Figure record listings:
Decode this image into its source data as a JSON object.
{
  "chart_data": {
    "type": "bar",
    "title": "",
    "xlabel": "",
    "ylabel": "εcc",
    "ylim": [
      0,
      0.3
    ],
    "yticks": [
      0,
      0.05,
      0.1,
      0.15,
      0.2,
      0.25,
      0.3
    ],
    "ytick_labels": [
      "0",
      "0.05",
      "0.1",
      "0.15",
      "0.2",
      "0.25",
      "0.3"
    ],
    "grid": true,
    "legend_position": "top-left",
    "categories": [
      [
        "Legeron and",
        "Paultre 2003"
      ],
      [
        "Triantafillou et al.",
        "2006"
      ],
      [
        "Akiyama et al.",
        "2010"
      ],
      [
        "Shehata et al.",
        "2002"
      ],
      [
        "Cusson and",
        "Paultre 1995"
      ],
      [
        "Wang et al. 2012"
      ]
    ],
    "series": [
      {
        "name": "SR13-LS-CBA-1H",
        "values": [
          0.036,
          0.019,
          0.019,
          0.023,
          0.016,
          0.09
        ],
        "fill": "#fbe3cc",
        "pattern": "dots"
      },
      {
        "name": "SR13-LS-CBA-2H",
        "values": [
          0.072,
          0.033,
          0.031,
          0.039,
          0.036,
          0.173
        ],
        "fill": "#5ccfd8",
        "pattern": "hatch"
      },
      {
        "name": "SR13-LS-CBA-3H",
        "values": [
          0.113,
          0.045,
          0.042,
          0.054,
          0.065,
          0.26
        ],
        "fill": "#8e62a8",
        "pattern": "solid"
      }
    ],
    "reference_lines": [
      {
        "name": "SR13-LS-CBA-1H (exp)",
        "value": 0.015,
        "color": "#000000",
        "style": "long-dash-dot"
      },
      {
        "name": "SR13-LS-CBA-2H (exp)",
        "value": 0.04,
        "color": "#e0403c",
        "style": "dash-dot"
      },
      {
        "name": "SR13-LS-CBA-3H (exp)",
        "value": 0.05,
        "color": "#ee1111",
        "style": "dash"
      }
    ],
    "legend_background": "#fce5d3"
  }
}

◆ AIM
Above are some records. Report the number of their lines that include "color", and add nothing else.

◆ WORKED SOLUTION
3